● EXERCISE PROMPT: Transcribe all records exactly.
## Start DATA TO PROCESS
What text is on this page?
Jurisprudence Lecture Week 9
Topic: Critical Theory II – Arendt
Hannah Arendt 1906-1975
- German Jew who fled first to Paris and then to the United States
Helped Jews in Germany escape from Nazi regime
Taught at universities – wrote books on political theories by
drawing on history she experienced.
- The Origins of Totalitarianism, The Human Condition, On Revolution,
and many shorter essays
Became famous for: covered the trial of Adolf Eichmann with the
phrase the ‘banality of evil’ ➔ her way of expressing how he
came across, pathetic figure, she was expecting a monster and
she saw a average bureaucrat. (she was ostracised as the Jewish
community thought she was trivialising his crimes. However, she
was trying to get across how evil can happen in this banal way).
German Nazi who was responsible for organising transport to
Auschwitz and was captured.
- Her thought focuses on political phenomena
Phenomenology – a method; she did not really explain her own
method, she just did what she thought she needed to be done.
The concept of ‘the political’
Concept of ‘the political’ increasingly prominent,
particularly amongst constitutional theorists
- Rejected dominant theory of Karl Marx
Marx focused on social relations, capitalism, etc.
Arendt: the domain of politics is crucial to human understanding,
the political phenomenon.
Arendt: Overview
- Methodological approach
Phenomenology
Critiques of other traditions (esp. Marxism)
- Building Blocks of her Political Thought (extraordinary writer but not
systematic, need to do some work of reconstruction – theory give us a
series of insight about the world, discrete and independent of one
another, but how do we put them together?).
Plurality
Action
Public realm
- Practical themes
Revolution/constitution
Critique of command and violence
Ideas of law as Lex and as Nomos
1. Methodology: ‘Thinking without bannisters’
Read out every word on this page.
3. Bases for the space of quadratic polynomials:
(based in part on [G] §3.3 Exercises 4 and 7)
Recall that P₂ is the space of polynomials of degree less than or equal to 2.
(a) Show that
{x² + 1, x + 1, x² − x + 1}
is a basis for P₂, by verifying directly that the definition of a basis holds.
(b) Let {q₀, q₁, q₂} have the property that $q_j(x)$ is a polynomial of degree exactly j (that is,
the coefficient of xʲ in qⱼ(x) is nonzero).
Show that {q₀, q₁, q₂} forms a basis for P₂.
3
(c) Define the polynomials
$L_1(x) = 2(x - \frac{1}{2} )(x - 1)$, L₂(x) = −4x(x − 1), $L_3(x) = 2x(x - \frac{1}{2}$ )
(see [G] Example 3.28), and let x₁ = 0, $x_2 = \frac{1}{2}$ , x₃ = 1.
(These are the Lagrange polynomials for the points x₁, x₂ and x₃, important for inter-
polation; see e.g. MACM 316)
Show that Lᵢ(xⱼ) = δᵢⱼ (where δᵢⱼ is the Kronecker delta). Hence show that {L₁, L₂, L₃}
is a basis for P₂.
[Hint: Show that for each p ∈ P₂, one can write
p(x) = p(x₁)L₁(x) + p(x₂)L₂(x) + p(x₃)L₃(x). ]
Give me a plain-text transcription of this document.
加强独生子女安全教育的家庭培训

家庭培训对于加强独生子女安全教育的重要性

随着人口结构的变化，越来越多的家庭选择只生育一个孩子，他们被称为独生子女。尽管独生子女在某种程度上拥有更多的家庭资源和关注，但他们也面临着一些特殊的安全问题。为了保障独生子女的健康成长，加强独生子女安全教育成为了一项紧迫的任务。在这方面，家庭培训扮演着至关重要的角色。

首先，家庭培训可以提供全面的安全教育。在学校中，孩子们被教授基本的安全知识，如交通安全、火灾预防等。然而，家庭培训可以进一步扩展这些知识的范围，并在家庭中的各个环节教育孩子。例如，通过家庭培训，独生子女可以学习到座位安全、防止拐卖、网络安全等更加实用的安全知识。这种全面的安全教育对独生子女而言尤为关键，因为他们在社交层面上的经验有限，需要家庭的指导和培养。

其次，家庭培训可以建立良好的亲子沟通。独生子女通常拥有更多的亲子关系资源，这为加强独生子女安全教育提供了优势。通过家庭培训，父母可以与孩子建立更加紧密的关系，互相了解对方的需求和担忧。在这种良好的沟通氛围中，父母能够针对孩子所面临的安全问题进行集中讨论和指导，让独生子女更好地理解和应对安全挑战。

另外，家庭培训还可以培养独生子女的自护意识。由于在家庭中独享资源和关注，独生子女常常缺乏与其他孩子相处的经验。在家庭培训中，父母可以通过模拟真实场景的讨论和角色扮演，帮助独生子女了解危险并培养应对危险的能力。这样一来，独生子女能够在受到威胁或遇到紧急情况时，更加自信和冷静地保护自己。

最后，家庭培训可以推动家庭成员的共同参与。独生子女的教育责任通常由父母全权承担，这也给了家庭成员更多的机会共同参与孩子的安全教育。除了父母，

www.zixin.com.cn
## End DATA TO PROCESS
● RESULT FOR THIS EXERCISE:
What text is on this page?
Jurisprudence Lecture Week 9
Topic: Critical Theory II – Arendt
Hannah Arendt 1906-1975
- German Jew who fled first to Paris and then to the United States
Helped Jews in Germany escape from Nazi regime
Taught at universities – wrote books on political theories by
drawing on history she experienced.
- The Origins of Totalitarianism, The Human Condition, On Revolution,
and many shorter essays
Became famous for: covered the trial of Adolf Eichmann with the
phrase the ‘banality of evil’ ➔ her way of expressing how he
came across, pathetic figure, she was expecting a monster and
she saw a average bureaucrat. (she was ostracised as the Jewish
community thought she was trivialising his crimes. However, she
was trying to get across how evil can happen in this banal way).
German Nazi who was responsible for organising transport to
Auschwitz and was captured.
- Her thought focuses on political phenomena
Phenomenology – a method; she did not really explain her own
method, she just did what she thought she needed to be done.
The concept of ‘the political’
Concept of ‘the political’ increasingly prominent,
particularly amongst constitutional theorists
- Rejected dominant theory of Karl Marx
Marx focused on social relations, capitalism, etc.
Arendt: the domain of politics is crucial to human understanding,
the political phenomenon.
Arendt: Overview
- Methodological approach
Phenomenology
Critiques of other traditions (esp. Marxism)
- Building Blocks of her Political Thought (extraordinary writer but not
systematic, need to do some work of reconstruction – theory give us a
series of insight about the world, discrete and independent of one
another, but how do we put them together?).
Plurality
Action
Public realm
- Practical themes
Revolution/constitution
Critique of command and violence
Ideas of law as Lex and as Nomos
1. Methodology: ‘Thinking without bannisters’
Read out every word on this page.
3. Bases for the space of quadratic polynomials:
(based in part on [G] §3.3 Exercises 4 and 7)
Recall that P₂ is the space of polynomials of degree less than or equal to 2.
(a) Show that
{x² + 1, x + 1, x² − x + 1}
is a basis for P₂, by verifying directly that the definition of a basis holds.
(b) Let {q₀, q₁, q₂} have the property that $q_j(x)$ is a polynomial of degree exactly j (that is,
the coefficient of xʲ in qⱼ(x) is nonzero).
Show that {q₀, q₁, q₂} forms a basis for P₂.
3
(c) Define the polynomials
$L_1(x) = 2(x - \frac{1}{2} )(x - 1)$, L₂(x) = −4x(x − 1), $L_3(x) = 2x(x - \frac{1}{2}$ )
(see [G] Example 3.28), and let x₁ = 0, $x_2 = \frac{1}{2}$ , x₃ = 1.
(These are the Lagrange polynomials for the points x₁, x₂ and x₃, important for inter-
polation; see e.g. MACM 316)
Show that Lᵢ(xⱼ) = δᵢⱼ (where δᵢⱼ is the Kronecker delta). Hence show that {L₁, L₂, L₃}
is a basis for P₂.
[Hint: Show that for each p ∈ P₂, one can write
p(x) = p(x₁)L₁(x) + p(x₂)L₂(x) + p(x₃)L₃(x). ]
Give me a plain-text transcription of this document.
加强独生子女安全教育的家庭培训

家庭培训对于加强独生子女安全教育的重要性

随着人口结构的变化，越来越多的家庭选择只生育一个孩子，他们被称为独生子女。尽管独生子女在某种程度上拥有更多的家庭资源和关注，但他们也面临着一些特殊的安全问题。为了保障独生子女的健康成长，加强独生子女安全教育成为了一项紧迫的任务。在这方面，家庭培训扮演着至关重要的角色。

首先，家庭培训可以提供全面的安全教育。在学校中，孩子们被教授基本的安全知识，如交通安全、火灾预防等。然而，家庭培训可以进一步扩展这些知识的范围，并在家庭中的各个环节教育孩子。例如，通过家庭培训，独生子女可以学习到座位安全、防止拐卖、网络安全等更加实用的安全知识。这种全面的安全教育对独生子女而言尤为关键，因为他们在社交层面上的经验有限，需要家庭的指导和培养。

其次，家庭培训可以建立良好的亲子沟通。独生子女通常拥有更多的亲子关系资源，这为加强独生子女安全教育提供了优势。通过家庭培训，父母可以与孩子建立更加紧密的关系，互相了解对方的需求和担忧。在这种良好的沟通氛围中，父母能够针对孩子所面临的安全问题进行集中讨论和指导，让独生子女更好地理解和应对安全挑战。

另外，家庭培训还可以培养独生子女的自护意识。由于在家庭中独享资源和关注，独生子女常常缺乏与其他孩子相处的经验。在家庭培训中，父母可以通过模拟真实场景的讨论和角色扮演，帮助独生子女了解危险并培养应对危险的能力。这样一来，独生子女能够在受到威胁或遇到紧急情况时，更加自信和冷静地保护自己。

最后，家庭培训可以推动家庭成员的共同参与。独生子女的教育责任通常由父母全权承担，这也给了家庭成员更多的机会共同参与孩子的安全教育。除了父母，

www.zixin.com.cn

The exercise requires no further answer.